Records that describe figures:

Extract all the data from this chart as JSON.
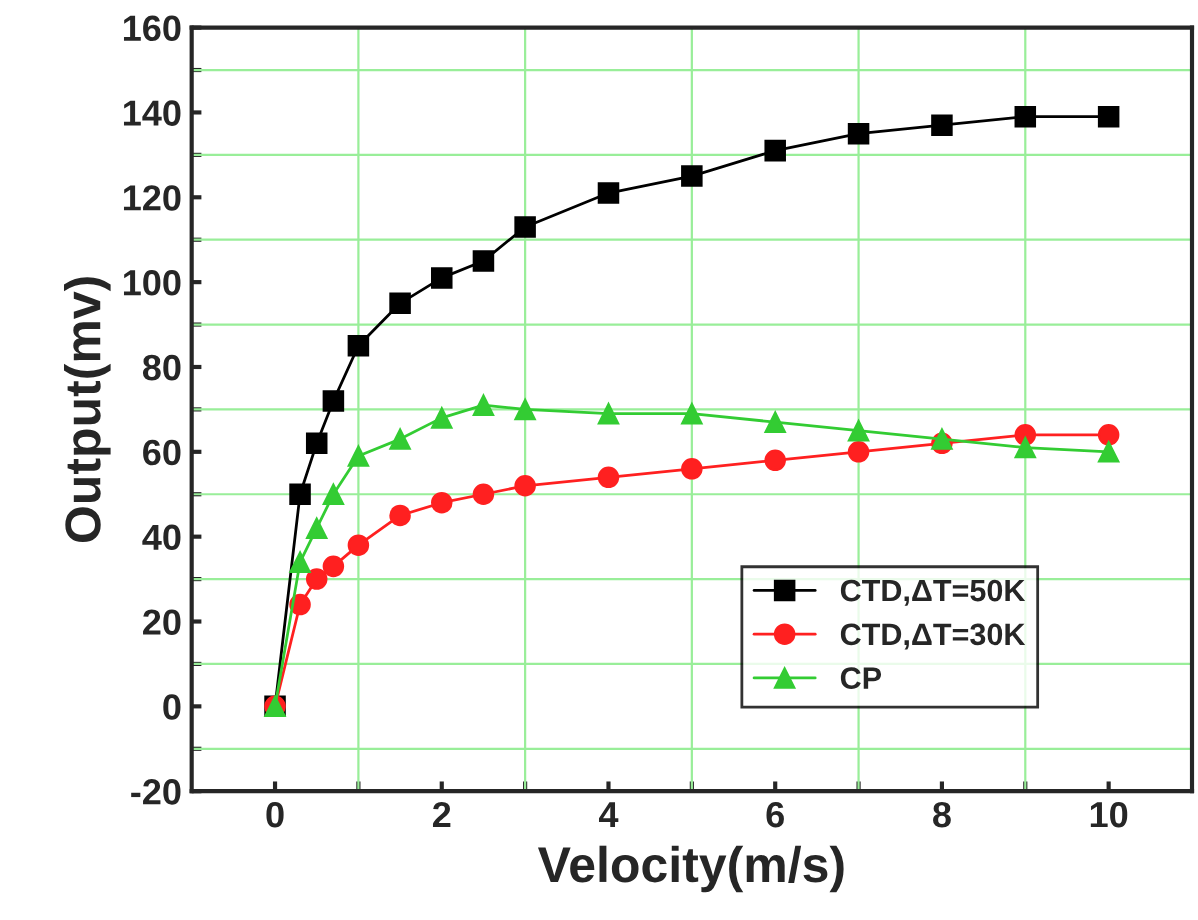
{
  "chart_data": {
    "type": "line",
    "xlabel": "Velocity(m/s)",
    "ylabel": "Output(mv)",
    "x": [
      0,
      0.3,
      0.5,
      0.7,
      1,
      1.5,
      2,
      2.5,
      3,
      4,
      5,
      6,
      7,
      8,
      9,
      10
    ],
    "series": [
      {
        "name": "CTD,ΔT=50K",
        "color": "#000000",
        "marker": "square",
        "values": [
          0,
          50,
          62,
          72,
          85,
          95,
          101,
          105,
          113,
          121,
          125,
          131,
          135,
          137,
          139,
          139
        ]
      },
      {
        "name": "CTD,ΔT=30K",
        "color": "#ff2020",
        "marker": "circle",
        "values": [
          0,
          24,
          30,
          33,
          38,
          45,
          48,
          50,
          52,
          54,
          56,
          58,
          60,
          62,
          64,
          64
        ]
      },
      {
        "name": "CP",
        "color": "#33cc33",
        "marker": "triangle",
        "values": [
          0,
          34,
          42,
          50,
          59,
          63,
          68,
          71,
          70,
          69,
          69,
          67,
          65,
          63,
          61,
          60
        ]
      }
    ],
    "xlim": [
      -1,
      11
    ],
    "xticks": [
      0,
      {
        "value": 1,
        "label": null
      },
      2,
      {
        "value": 3,
        "label": null
      },
      4,
      {
        "value": 5,
        "label": null
      },
      6,
      {
        "value": 7,
        "label": null
      },
      8,
      {
        "value": 9,
        "label": null
      },
      10
    ],
    "ylim": [
      -20,
      160
    ],
    "yticks": [
      -20,
      {
        "value": -10,
        "label": null
      },
      0,
      {
        "value": 10,
        "label": null
      },
      20,
      {
        "value": 30,
        "label": null
      },
      40,
      {
        "value": 50,
        "label": null
      },
      60,
      {
        "value": 70,
        "label": null
      },
      80,
      {
        "value": 90,
        "label": null
      },
      100,
      {
        "value": 110,
        "label": null
      },
      120,
      {
        "value": 130,
        "label": null
      },
      140,
      {
        "value": 150,
        "label": null
      },
      160
    ],
    "grid": true,
    "legend": "bottom right"
  }
}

== WHAT IS NEEDED ==
Output every entry word for word, but omit the pictures.

== SOLUTION TO THIS EXERCISE ==
Extract all the data from this chart as JSON.
{
  "chart_data": {
    "type": "line",
    "xlabel": "Velocity(m/s)",
    "ylabel": "Output(mv)",
    "x": [
      0,
      0.3,
      0.5,
      0.7,
      1,
      1.5,
      2,
      2.5,
      3,
      4,
      5,
      6,
      7,
      8,
      9,
      10
    ],
    "series": [
      {
        "name": "CTD,ΔT=50K",
        "color": "#000000",
        "marker": "square",
        "values": [
          0,
          50,
          62,
          72,
          85,
          95,
          101,
          105,
          113,
          121,
          125,
          131,
          135,
          137,
          139,
          139
        ]
      },
      {
        "name": "CTD,ΔT=30K",
        "color": "#ff2020",
        "marker": "circle",
        "values": [
          0,
          24,
          30,
          33,
          38,
          45,
          48,
          50,
          52,
          54,
          56,
          58,
          60,
          62,
          64,
          64
        ]
      },
      {
        "name": "CP",
        "color": "#33cc33",
        "marker": "triangle",
        "values": [
          0,
          34,
          42,
          50,
          59,
          63,
          68,
          71,
          70,
          69,
          69,
          67,
          65,
          63,
          61,
          60
        ]
      }
    ],
    "xlim": [
      -1,
      11
    ],
    "xticks": [
      0,
      {
        "value": 1,
        "label": null
      },
      2,
      {
        "value": 3,
        "label": null
      },
      4,
      {
        "value": 5,
        "label": null
      },
      6,
      {
        "value": 7,
        "label": null
      },
      8,
      {
        "value": 9,
        "label": null
      },
      10
    ],
    "ylim": [
      -20,
      160
    ],
    "yticks": [
      -20,
      {
        "value": -10,
        "label": null
      },
      0,
      {
        "value": 10,
        "label": null
      },
      20,
      {
        "value": 30,
        "label": null
      },
      40,
      {
        "value": 50,
        "label": null
      },
      60,
      {
        "value": 70,
        "label": null
      },
      80,
      {
        "value": 90,
        "label": null
      },
      100,
      {
        "value": 110,
        "label": null
      },
      120,
      {
        "value": 130,
        "label": null
      },
      140,
      {
        "value": 150,
        "label": null
      },
      160
    ],
    "grid": true,
    "legend": "bottom right"
  }
}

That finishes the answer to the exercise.